▶ [Kaynak Alıntısı]
====

8 Ekim 2014 Çarşamba

NEDEN KOBANİ?




         Suriye’de iç savaş başladığından beri birçok kent, birçok kasaba ve birçok köy Ayn El-Arab (Kobani) ile aynı kaderi paylaştı. Hepsi önce kuşatıldı, sonra kent savaşı başladı ve IŞİD tarafından işgal edildi. Ortadoğu’daki güç dengeleri çok karmaşık ve patlamaya hazırdır değerli okurlar. Geçen haftaki yazımda da belirttiğim gibi hele de sıcak savaş ve algı savaşı bir arada yürüyorsa iş daha da karmaşık hal alır. Bir iç savaş olarak başlayan ve küresel bir sorun halini alan IŞİD teröründe ciddi bir algı savaşı da var. Dün düşman olarak görülen Esad yönetimi bugün düşman listesinden çıkartılmış gibi gösteriliyor. Diğer yandan IŞİD ile savaşan PYD ( Suriye Kürtlerinin milis gücü) dün Esad yönetiminin yanında yer aldığı için düşmandı, bugün ise dost ilan edilmiş gibi bir algı yaratıldı. Diğer yandan dün hepimizin gözleri önünde silah, gıda, tıbbi malzeme yardımı yapılan IŞİD bugün düşman ilan edildi. Hepsinin temelinde politik çıkarlarla birlikte bu çıkarların elde edilmesinde piyon olarak kullanılan etnik ve mezhepsel temelde bölünmüş halklar var.

====

▶ [Veriler]
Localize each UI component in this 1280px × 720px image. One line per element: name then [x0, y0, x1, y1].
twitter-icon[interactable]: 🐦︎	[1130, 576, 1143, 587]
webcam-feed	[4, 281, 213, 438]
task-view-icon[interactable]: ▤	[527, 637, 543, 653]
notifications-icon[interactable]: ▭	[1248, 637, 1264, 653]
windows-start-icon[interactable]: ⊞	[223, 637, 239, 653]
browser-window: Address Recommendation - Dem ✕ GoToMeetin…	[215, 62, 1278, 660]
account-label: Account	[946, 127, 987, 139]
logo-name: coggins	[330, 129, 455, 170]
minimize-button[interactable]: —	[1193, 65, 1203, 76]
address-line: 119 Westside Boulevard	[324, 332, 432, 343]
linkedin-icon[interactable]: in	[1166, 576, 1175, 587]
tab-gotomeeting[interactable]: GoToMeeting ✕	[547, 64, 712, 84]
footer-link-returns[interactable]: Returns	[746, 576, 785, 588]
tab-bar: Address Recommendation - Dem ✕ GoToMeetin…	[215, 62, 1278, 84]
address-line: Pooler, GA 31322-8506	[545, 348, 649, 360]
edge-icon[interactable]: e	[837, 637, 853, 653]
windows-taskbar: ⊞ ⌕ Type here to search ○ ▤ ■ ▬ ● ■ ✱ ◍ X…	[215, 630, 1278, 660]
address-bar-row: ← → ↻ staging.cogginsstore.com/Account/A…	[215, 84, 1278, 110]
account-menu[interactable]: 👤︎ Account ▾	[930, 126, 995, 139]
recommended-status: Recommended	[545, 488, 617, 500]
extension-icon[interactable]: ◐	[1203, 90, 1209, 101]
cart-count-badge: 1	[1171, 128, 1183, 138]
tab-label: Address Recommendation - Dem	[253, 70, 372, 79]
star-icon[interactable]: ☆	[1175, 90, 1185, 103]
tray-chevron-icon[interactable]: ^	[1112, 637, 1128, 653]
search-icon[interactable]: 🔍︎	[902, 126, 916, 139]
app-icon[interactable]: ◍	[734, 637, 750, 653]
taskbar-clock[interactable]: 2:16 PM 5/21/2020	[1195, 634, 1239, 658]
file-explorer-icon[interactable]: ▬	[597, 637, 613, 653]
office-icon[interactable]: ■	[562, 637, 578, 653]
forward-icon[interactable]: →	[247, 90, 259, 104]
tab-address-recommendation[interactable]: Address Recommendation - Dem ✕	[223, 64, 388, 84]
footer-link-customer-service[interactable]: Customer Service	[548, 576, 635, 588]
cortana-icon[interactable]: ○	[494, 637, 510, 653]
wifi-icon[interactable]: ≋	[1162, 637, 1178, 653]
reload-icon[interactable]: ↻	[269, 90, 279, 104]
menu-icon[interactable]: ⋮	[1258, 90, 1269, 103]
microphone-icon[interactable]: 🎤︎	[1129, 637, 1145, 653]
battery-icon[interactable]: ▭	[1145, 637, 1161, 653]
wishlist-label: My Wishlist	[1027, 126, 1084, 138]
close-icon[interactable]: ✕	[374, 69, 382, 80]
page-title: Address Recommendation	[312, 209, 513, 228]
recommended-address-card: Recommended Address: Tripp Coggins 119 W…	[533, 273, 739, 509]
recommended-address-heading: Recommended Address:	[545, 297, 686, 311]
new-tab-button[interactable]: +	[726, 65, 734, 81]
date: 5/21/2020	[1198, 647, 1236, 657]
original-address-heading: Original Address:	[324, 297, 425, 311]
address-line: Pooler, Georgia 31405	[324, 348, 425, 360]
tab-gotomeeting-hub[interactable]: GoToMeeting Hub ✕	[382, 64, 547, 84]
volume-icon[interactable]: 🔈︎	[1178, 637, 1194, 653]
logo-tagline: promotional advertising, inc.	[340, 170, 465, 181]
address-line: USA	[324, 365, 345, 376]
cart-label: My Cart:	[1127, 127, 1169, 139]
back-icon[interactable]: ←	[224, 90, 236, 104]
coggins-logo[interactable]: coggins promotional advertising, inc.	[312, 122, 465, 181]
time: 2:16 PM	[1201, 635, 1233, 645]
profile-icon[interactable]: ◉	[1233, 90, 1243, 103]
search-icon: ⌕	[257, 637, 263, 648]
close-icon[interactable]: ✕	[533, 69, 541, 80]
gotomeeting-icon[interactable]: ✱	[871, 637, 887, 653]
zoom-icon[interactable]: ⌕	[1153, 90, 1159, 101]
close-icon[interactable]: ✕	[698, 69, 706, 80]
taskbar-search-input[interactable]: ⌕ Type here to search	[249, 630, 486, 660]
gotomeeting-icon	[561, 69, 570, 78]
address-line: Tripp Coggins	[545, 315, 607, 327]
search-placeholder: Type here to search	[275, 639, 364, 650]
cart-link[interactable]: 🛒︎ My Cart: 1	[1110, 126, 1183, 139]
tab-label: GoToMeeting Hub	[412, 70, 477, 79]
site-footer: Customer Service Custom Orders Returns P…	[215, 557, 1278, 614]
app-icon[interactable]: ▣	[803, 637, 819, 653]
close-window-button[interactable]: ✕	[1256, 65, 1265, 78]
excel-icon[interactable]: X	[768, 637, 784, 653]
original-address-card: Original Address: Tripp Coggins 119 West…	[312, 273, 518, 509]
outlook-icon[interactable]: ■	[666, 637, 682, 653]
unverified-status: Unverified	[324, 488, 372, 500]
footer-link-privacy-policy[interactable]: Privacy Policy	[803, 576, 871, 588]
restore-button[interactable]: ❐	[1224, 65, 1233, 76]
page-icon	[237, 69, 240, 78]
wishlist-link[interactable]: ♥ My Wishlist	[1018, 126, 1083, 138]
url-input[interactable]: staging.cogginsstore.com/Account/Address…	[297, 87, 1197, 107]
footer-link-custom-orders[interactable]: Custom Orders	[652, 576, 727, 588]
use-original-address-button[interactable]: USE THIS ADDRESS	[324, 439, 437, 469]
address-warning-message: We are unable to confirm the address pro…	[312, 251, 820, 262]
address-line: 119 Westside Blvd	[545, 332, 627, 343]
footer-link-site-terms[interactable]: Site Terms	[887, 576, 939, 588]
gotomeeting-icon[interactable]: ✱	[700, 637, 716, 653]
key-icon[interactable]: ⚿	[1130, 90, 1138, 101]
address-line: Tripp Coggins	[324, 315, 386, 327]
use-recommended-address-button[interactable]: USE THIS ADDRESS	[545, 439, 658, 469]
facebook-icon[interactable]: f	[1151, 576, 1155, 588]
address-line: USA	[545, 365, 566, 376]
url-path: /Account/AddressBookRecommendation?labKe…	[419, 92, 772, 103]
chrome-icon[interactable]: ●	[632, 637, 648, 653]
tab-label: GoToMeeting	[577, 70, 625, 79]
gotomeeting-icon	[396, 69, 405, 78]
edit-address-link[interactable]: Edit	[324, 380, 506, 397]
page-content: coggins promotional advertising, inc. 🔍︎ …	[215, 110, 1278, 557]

====

▶ [İstenen İş] Kobani hakkındaki yazıyı baştan sona, hiçbir değişiklik yapmadan yazdırın. Girdiler ayrı bir kaynaktan alınmıştır.

▶ [Görev Çözümü]
8 Ekim 2014 Çarşamba

NEDEN KOBANİ?




         Suriye’de iç savaş başladığından beri birçok kent, birçok kasaba ve birçok köy Ayn El-Arab (Kobani) ile aynı kaderi paylaştı. Hepsi önce kuşatıldı, sonra kent savaşı başladı ve IŞİD tarafından işgal edildi. Ortadoğu’daki güç dengeleri çok karmaşık ve patlamaya hazırdır değerli okurlar. Geçen haftaki yazımda da belirttiğim gibi hele de sıcak savaş ve algı savaşı bir arada yürüyorsa iş daha da karmaşık hal alır. Bir iç savaş olarak başlayan ve küresel bir sorun halini alan IŞİD teröründe ciddi bir algı savaşı da var. Dün düşman olarak görülen Esad yönetimi bugün düşman listesinden çıkartılmış gibi gösteriliyor. Diğer yandan IŞİD ile savaşan PYD ( Suriye Kürtlerinin milis gücü) dün Esad yönetiminin yanında yer aldığı için düşmandı, bugün ise dost ilan edilmiş gibi bir algı yaratıldı. Diğer yandan dün hepimizin gözleri önünde silah, gıda, tıbbi malzeme yardımı yapılan IŞİD bugün düşman ilan edildi. Hepsinin temelinde politik çıkarlarla birlikte bu çıkarların elde edilmesinde piyon olarak kullanılan etnik ve mezhepsel temelde bölünmüş halklar var.